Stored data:

========================================

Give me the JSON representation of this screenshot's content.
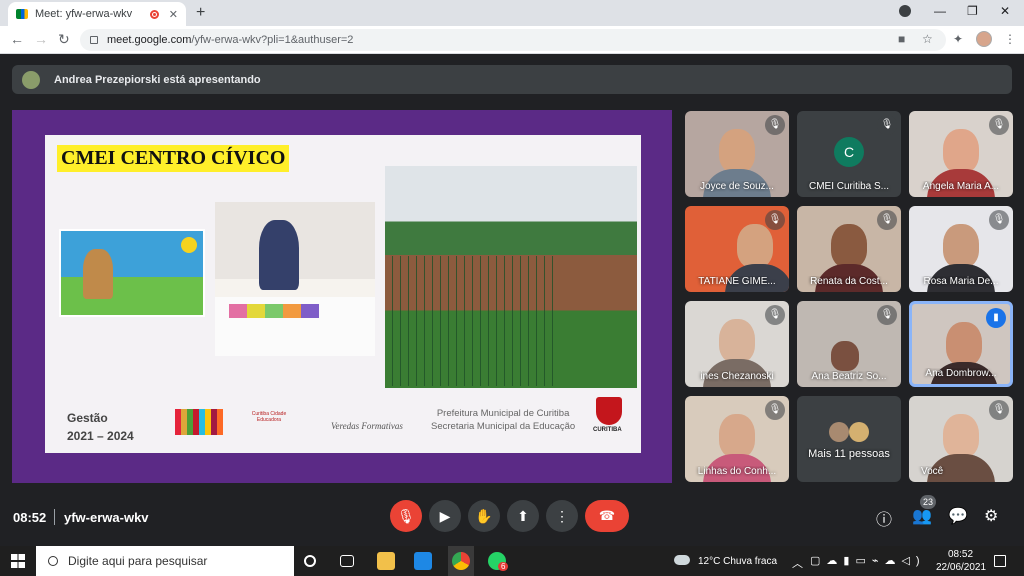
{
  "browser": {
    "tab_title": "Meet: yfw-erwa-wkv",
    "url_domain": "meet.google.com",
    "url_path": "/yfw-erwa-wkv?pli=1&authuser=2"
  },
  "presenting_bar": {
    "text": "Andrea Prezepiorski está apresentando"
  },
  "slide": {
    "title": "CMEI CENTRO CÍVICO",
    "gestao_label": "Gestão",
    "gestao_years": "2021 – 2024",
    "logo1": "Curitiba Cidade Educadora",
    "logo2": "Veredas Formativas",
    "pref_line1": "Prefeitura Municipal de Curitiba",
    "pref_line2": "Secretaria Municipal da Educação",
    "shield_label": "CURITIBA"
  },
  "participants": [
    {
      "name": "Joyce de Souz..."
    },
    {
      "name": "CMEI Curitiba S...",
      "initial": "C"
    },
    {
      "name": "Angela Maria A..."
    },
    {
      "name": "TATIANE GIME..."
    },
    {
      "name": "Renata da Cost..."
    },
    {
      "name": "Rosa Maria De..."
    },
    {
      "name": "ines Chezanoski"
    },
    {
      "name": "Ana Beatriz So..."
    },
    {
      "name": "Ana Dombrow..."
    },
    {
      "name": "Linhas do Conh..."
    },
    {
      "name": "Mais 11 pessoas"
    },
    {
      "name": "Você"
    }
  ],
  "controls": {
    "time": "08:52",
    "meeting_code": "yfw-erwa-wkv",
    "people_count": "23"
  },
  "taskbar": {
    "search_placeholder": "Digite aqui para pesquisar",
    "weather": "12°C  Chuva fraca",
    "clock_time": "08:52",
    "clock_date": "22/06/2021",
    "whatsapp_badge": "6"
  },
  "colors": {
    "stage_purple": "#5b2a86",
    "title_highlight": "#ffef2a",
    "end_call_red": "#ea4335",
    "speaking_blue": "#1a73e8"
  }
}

========================================

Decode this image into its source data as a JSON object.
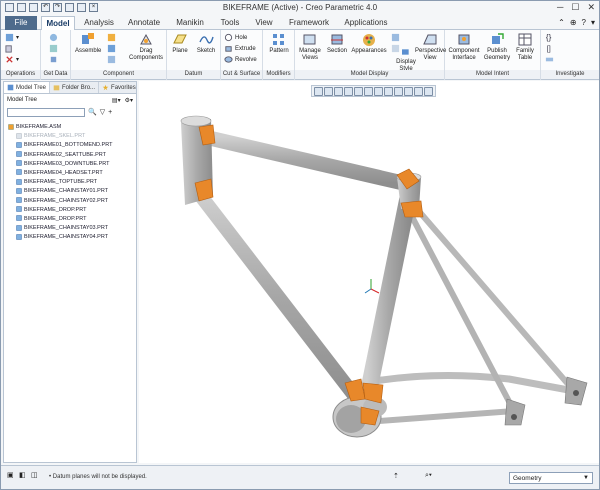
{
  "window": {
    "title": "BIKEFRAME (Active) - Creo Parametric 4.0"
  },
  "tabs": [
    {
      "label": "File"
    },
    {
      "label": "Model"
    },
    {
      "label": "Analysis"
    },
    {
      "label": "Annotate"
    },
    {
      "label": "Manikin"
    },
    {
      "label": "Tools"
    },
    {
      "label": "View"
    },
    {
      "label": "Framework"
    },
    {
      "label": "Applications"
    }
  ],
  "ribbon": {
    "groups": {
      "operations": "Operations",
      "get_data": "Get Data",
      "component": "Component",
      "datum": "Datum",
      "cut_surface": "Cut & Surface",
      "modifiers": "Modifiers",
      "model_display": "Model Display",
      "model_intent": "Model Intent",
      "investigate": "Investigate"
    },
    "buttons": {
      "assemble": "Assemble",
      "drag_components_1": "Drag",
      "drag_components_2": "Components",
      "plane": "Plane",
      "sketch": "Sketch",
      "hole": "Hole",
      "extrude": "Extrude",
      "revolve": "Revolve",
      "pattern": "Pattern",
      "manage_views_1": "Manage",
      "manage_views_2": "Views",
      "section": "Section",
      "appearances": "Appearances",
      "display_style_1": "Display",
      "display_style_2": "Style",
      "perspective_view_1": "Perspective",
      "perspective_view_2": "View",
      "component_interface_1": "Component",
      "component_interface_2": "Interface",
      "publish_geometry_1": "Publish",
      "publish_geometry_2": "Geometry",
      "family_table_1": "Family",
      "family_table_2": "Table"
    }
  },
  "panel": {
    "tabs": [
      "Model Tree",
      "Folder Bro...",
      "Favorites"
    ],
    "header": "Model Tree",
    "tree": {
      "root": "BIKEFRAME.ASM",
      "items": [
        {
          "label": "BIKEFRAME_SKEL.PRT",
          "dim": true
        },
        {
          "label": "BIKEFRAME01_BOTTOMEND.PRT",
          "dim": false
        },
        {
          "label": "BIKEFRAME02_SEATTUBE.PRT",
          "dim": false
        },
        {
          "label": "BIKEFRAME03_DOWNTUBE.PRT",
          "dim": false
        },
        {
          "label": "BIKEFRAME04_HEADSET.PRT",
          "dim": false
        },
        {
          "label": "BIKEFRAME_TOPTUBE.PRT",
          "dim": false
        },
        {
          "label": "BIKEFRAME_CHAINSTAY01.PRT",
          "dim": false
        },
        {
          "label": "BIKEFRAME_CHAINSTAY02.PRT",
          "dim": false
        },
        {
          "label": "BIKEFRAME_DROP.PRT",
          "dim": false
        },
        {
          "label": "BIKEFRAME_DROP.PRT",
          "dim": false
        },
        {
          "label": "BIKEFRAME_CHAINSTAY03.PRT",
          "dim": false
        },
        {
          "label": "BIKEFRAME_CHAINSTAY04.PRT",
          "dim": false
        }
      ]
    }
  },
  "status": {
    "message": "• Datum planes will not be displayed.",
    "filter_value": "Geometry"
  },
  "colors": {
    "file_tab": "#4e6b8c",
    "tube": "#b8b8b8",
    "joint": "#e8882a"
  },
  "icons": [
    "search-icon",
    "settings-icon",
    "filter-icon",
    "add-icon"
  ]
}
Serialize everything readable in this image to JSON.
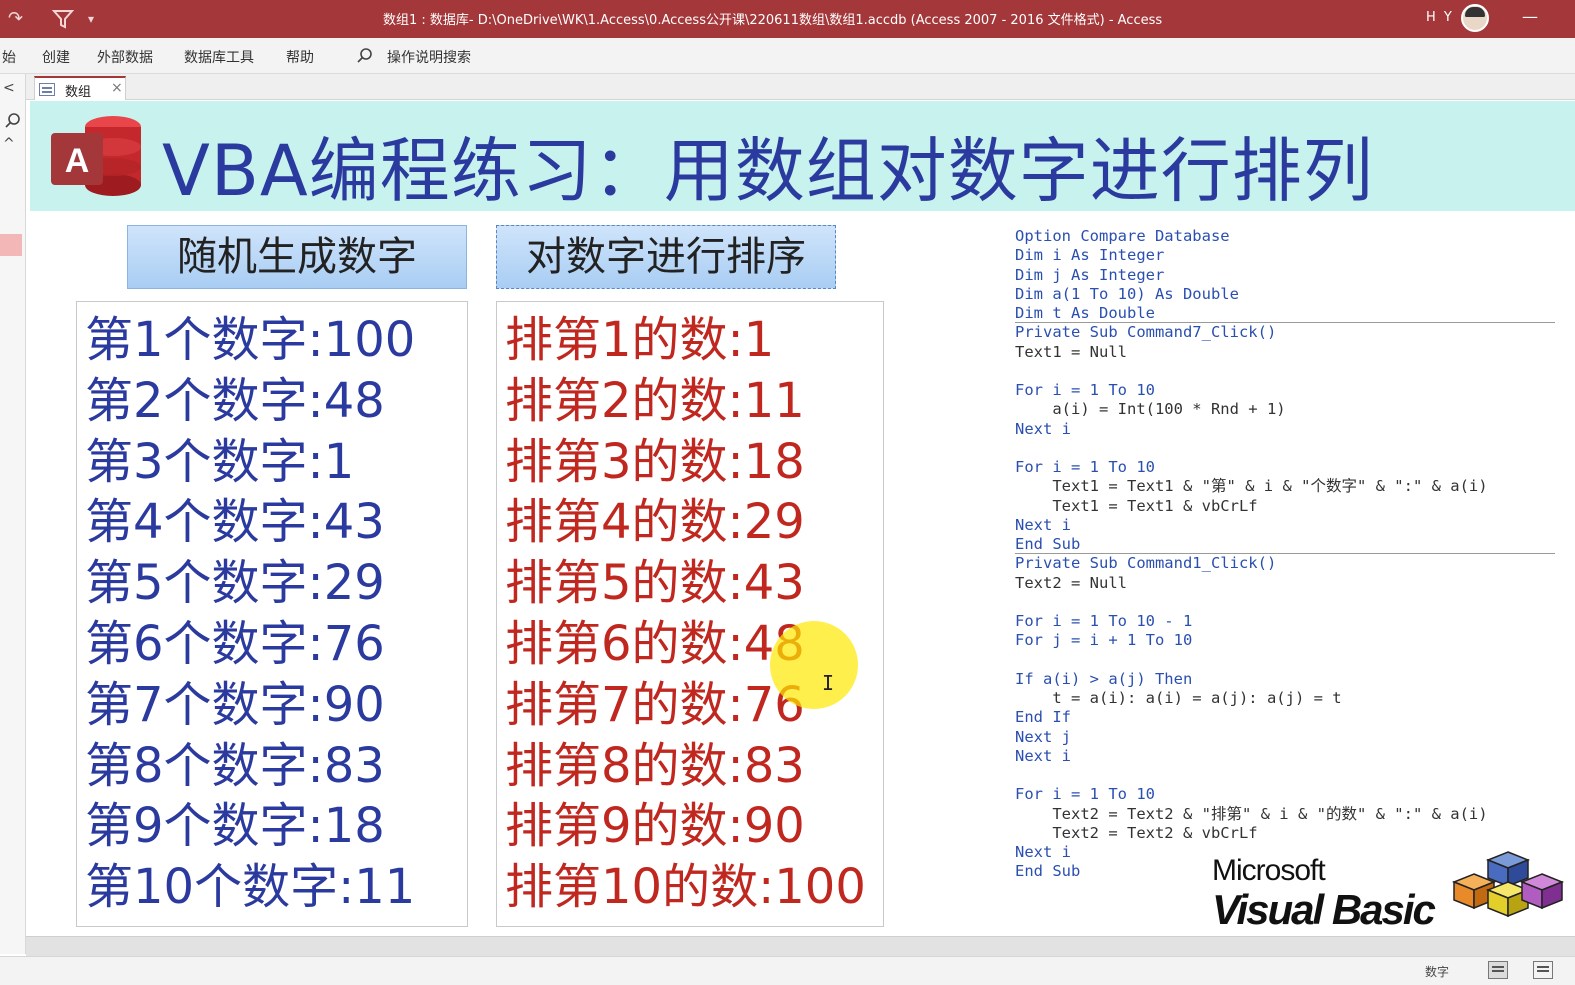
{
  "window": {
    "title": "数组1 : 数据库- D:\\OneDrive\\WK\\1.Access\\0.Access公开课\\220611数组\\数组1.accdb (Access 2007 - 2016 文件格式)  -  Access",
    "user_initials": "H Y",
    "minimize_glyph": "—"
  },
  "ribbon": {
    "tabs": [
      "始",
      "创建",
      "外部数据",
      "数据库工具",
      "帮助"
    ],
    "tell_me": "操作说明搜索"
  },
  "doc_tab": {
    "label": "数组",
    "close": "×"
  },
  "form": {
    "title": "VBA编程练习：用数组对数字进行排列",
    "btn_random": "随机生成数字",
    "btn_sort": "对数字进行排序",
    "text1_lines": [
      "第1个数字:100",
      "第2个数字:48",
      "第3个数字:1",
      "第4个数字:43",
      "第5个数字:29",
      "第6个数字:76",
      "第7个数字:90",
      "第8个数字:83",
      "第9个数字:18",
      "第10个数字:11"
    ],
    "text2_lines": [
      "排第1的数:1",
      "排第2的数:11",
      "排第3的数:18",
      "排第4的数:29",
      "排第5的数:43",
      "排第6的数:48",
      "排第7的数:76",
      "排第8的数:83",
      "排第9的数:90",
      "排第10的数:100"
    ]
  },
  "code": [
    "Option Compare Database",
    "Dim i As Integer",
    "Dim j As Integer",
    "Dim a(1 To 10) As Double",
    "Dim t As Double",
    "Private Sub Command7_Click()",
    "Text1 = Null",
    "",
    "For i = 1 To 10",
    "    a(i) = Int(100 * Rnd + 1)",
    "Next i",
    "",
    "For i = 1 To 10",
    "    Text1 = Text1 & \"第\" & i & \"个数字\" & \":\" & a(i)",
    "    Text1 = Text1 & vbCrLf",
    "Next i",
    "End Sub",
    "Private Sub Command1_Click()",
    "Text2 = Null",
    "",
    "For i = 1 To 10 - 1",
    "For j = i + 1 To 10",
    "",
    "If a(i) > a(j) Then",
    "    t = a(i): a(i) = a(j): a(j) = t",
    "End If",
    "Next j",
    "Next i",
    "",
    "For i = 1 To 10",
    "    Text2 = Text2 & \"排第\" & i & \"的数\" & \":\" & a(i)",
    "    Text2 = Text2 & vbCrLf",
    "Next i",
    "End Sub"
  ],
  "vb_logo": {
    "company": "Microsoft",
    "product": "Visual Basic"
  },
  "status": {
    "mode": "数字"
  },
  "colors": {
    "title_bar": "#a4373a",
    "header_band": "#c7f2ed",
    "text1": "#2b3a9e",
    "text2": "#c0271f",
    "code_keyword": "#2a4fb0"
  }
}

========================================

> _Set task_:
Scan the records above for the string "Model", then select every line that holds it.

> _Solution to this task_:
      "label": "Model"
      "model_display": "Model Display",
      "model_intent": "Model Intent",
      "Model Tree",
    "header": "Model Tree",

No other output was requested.